- WHAT THIS TASK INVOLVES: Images are not part of the copy; transcribe all the data exactly.

[Dataset rows]
## START

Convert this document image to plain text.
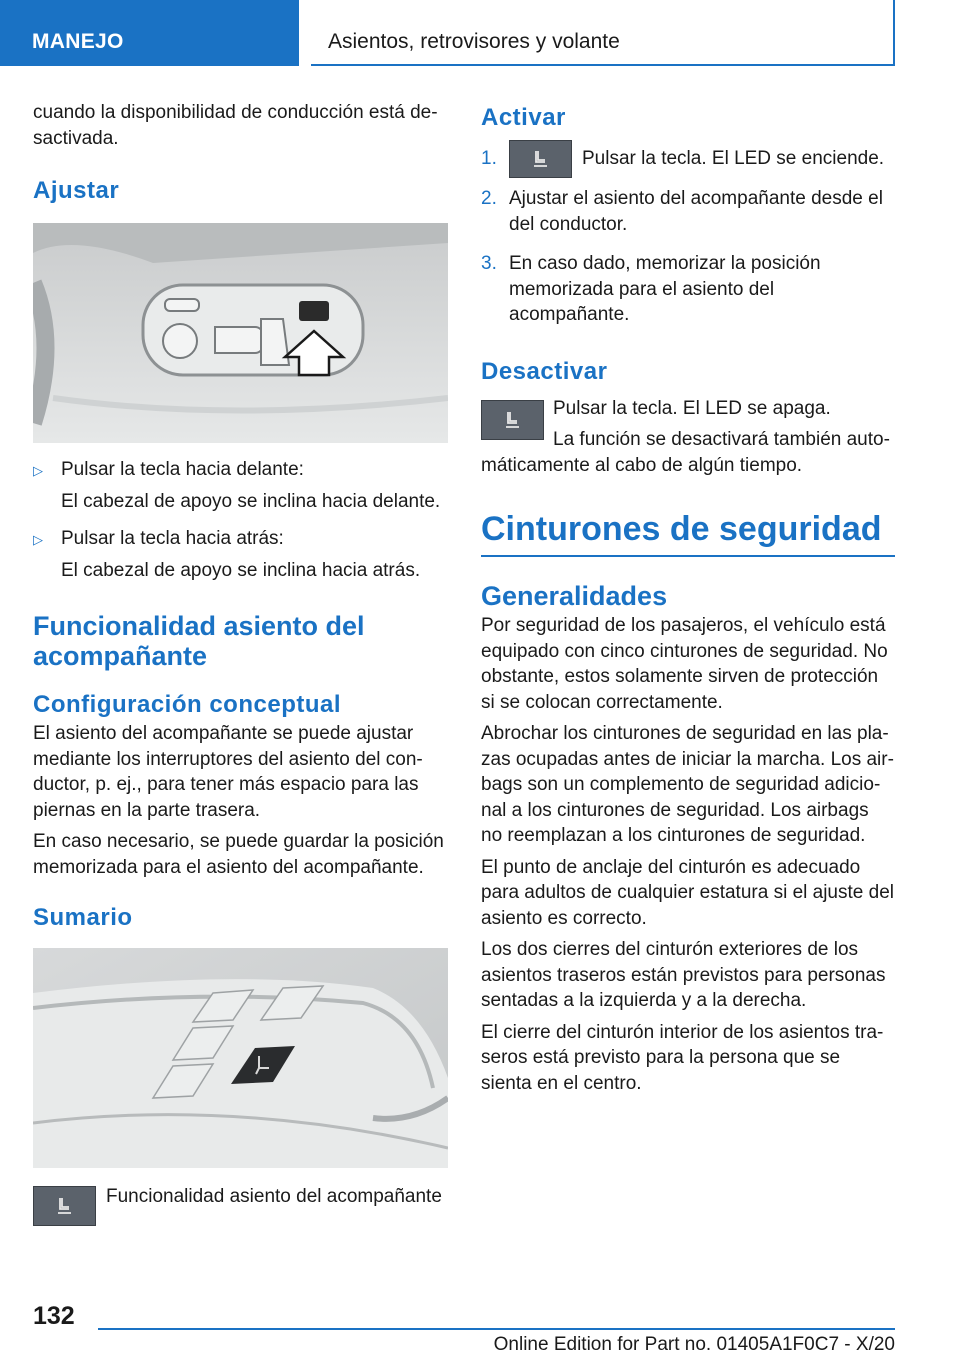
MANEJO	Asientos, retrovisores y volante

cuando la disponibilidad de conducción está desactivada.

Ajustar
▷ Pulsar la tecla hacia delante:

El cabezal de apoyo se inclina hacia delante.

▷ Pulsar la tecla hacia atrás:

El cabezal de apoyo se inclina hacia atrás.

Funcionalidad asiento del acompañante
Configuración conceptual

El asiento del acompañante se puede ajustar mediante los interruptores del asiento del conductor, p. ej., para tener más espacio para las piernas en la parte trasera.

En caso necesario, se puede guardar la posición memorizada para el asiento del acompañante.

Sumario

Funcionalidad asiento del acompañante

Activar
1.	Pulsar la tecla. El LED se enciende.

2. Ajustar el asiento del acompañante desde el del conductor.

3. En caso dado, memorizar la posición memorizada para el asiento del acompañante.

Desactivar

Pulsar la tecla. El LED se apaga.

La función se desactivará también automáticamente al cabo de algún tiempo.

Cinturones de seguridad
Generalidades

Por seguridad de los pasajeros, el vehículo está equipado con cinco cinturones de seguridad. No obstante, estos solamente sirven de protección si se colocan correctamente.

Abrochar los cinturones de seguridad en las plazas ocupadas antes de iniciar la marcha. Los airbags son un complemento de seguridad adicional a los cinturones de seguridad. Los airbags no reemplazan a los cinturones de seguridad.

El punto de anclaje del cinturón es adecuado para adultos de cualquier estatura si el ajuste del asiento es correcto.

Los dos cierres del cinturón exteriores de los asientos traseros están previstos para personas sentadas a la izquierda y a la derecha.

El cierre del cinturón interior de los asientos traseros está previsto para la persona que se sienta en el centro.

132
Online Edition for Part no. 01405A1F0C7 - X/20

## END

- ANSWER TO THIS TASK:
Convert this document image to plain text.
MANEJO	Asientos, retrovisores y volante

cuando la disponibilidad de conducción está desactivada.

Ajustar
▷ Pulsar la tecla hacia delante:

El cabezal de apoyo se inclina hacia delante.

▷ Pulsar la tecla hacia atrás:

El cabezal de apoyo se inclina hacia atrás.

Funcionalidad asiento del acompañante
Configuración conceptual

El asiento del acompañante se puede ajustar mediante los interruptores del asiento del conductor, p. ej., para tener más espacio para las piernas en la parte trasera.

En caso necesario, se puede guardar la posición memorizada para el asiento del acompañante.

Sumario

Funcionalidad asiento del acompañante

Activar
1.	Pulsar la tecla. El LED se enciende.

2. Ajustar el asiento del acompañante desde el del conductor.

3. En caso dado, memorizar la posición memorizada para el asiento del acompañante.

Desactivar

Pulsar la tecla. El LED se apaga.

La función se desactivará también automáticamente al cabo de algún tiempo.

Cinturones de seguridad
Generalidades

Por seguridad de los pasajeros, el vehículo está equipado con cinco cinturones de seguridad. No obstante, estos solamente sirven de protección si se colocan correctamente.

Abrochar los cinturones de seguridad en las plazas ocupadas antes de iniciar la marcha. Los airbags son un complemento de seguridad adicional a los cinturones de seguridad. Los airbags no reemplazan a los cinturones de seguridad.

El punto de anclaje del cinturón es adecuado para adultos de cualquier estatura si el ajuste del asiento es correcto.

Los dos cierres del cinturón exteriores de los asientos traseros están previstos para personas sentadas a la izquierda y a la derecha.

El cierre del cinturón interior de los asientos traseros está previsto para la persona que se sienta en el centro.

132
Online Edition for Part no. 01405A1F0C7 - X/20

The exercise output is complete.